Exercise objective: Return every line below as is, leaving out the pictures.

Data to use:
********

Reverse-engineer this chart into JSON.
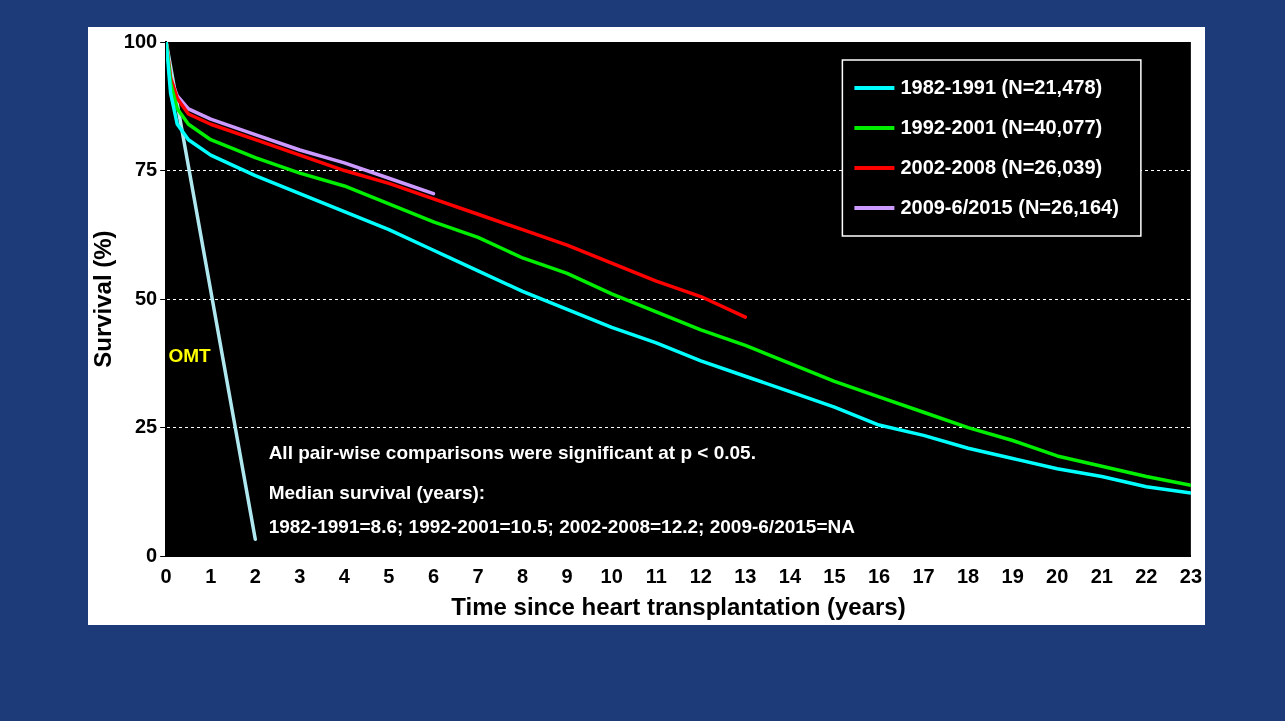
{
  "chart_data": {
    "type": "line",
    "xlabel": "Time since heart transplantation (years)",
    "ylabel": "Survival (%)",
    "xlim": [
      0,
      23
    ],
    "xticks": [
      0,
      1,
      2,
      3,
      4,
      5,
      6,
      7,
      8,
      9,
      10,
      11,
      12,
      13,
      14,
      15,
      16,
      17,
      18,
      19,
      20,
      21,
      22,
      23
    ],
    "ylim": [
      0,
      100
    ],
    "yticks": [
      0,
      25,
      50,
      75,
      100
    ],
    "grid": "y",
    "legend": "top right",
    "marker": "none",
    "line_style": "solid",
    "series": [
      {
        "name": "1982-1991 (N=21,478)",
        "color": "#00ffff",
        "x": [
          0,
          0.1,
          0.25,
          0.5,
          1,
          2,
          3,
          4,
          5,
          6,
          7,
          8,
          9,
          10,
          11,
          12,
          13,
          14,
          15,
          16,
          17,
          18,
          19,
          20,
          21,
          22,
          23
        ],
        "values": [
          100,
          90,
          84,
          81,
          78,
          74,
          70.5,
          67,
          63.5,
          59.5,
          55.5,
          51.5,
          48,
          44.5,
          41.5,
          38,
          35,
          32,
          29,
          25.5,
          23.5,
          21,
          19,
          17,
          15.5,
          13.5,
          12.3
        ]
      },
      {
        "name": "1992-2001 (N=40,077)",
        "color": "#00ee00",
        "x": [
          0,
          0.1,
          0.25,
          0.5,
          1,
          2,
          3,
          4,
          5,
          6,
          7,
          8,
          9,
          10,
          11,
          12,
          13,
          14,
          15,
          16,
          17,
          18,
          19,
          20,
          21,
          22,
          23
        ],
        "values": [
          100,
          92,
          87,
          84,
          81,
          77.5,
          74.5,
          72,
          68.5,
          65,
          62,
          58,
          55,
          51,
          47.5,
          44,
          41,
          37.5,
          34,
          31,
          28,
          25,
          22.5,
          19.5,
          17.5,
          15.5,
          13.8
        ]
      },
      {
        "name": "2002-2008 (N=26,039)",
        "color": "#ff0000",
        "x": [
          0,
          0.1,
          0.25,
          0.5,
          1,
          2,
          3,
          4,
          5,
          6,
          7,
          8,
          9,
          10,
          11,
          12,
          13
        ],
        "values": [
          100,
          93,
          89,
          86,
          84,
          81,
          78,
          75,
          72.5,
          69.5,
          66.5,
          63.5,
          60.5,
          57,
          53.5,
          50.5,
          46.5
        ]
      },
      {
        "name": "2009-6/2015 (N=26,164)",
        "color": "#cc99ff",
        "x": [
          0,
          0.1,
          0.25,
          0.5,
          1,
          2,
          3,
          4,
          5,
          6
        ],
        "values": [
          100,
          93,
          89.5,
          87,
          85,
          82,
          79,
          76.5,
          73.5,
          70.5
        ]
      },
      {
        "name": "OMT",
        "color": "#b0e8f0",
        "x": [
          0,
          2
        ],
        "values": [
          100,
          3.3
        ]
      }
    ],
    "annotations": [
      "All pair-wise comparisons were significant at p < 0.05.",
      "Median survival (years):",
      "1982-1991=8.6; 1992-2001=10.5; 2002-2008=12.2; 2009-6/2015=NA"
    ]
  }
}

********

Answer to this task:
Reverse-engineer this chart into JSON.
{
  "chart_data": {
    "type": "line",
    "xlabel": "Time since heart transplantation (years)",
    "ylabel": "Survival (%)",
    "xlim": [
      0,
      23
    ],
    "xticks": [
      0,
      1,
      2,
      3,
      4,
      5,
      6,
      7,
      8,
      9,
      10,
      11,
      12,
      13,
      14,
      15,
      16,
      17,
      18,
      19,
      20,
      21,
      22,
      23
    ],
    "ylim": [
      0,
      100
    ],
    "yticks": [
      0,
      25,
      50,
      75,
      100
    ],
    "grid": "y",
    "legend": "top right",
    "marker": "none",
    "line_style": "solid",
    "series": [
      {
        "name": "1982-1991 (N=21,478)",
        "color": "#00ffff",
        "x": [
          0,
          0.1,
          0.25,
          0.5,
          1,
          2,
          3,
          4,
          5,
          6,
          7,
          8,
          9,
          10,
          11,
          12,
          13,
          14,
          15,
          16,
          17,
          18,
          19,
          20,
          21,
          22,
          23
        ],
        "values": [
          100,
          90,
          84,
          81,
          78,
          74,
          70.5,
          67,
          63.5,
          59.5,
          55.5,
          51.5,
          48,
          44.5,
          41.5,
          38,
          35,
          32,
          29,
          25.5,
          23.5,
          21,
          19,
          17,
          15.5,
          13.5,
          12.3
        ]
      },
      {
        "name": "1992-2001 (N=40,077)",
        "color": "#00ee00",
        "x": [
          0,
          0.1,
          0.25,
          0.5,
          1,
          2,
          3,
          4,
          5,
          6,
          7,
          8,
          9,
          10,
          11,
          12,
          13,
          14,
          15,
          16,
          17,
          18,
          19,
          20,
          21,
          22,
          23
        ],
        "values": [
          100,
          92,
          87,
          84,
          81,
          77.5,
          74.5,
          72,
          68.5,
          65,
          62,
          58,
          55,
          51,
          47.5,
          44,
          41,
          37.5,
          34,
          31,
          28,
          25,
          22.5,
          19.5,
          17.5,
          15.5,
          13.8
        ]
      },
      {
        "name": "2002-2008 (N=26,039)",
        "color": "#ff0000",
        "x": [
          0,
          0.1,
          0.25,
          0.5,
          1,
          2,
          3,
          4,
          5,
          6,
          7,
          8,
          9,
          10,
          11,
          12,
          13
        ],
        "values": [
          100,
          93,
          89,
          86,
          84,
          81,
          78,
          75,
          72.5,
          69.5,
          66.5,
          63.5,
          60.5,
          57,
          53.5,
          50.5,
          46.5
        ]
      },
      {
        "name": "2009-6/2015 (N=26,164)",
        "color": "#cc99ff",
        "x": [
          0,
          0.1,
          0.25,
          0.5,
          1,
          2,
          3,
          4,
          5,
          6
        ],
        "values": [
          100,
          93,
          89.5,
          87,
          85,
          82,
          79,
          76.5,
          73.5,
          70.5
        ]
      },
      {
        "name": "OMT",
        "color": "#b0e8f0",
        "x": [
          0,
          2
        ],
        "values": [
          100,
          3.3
        ]
      }
    ],
    "annotations": [
      "All pair-wise comparisons were significant at p < 0.05.",
      "Median survival (years):",
      "1982-1991=8.6; 1992-2001=10.5; 2002-2008=12.2; 2009-6/2015=NA"
    ]
  }
}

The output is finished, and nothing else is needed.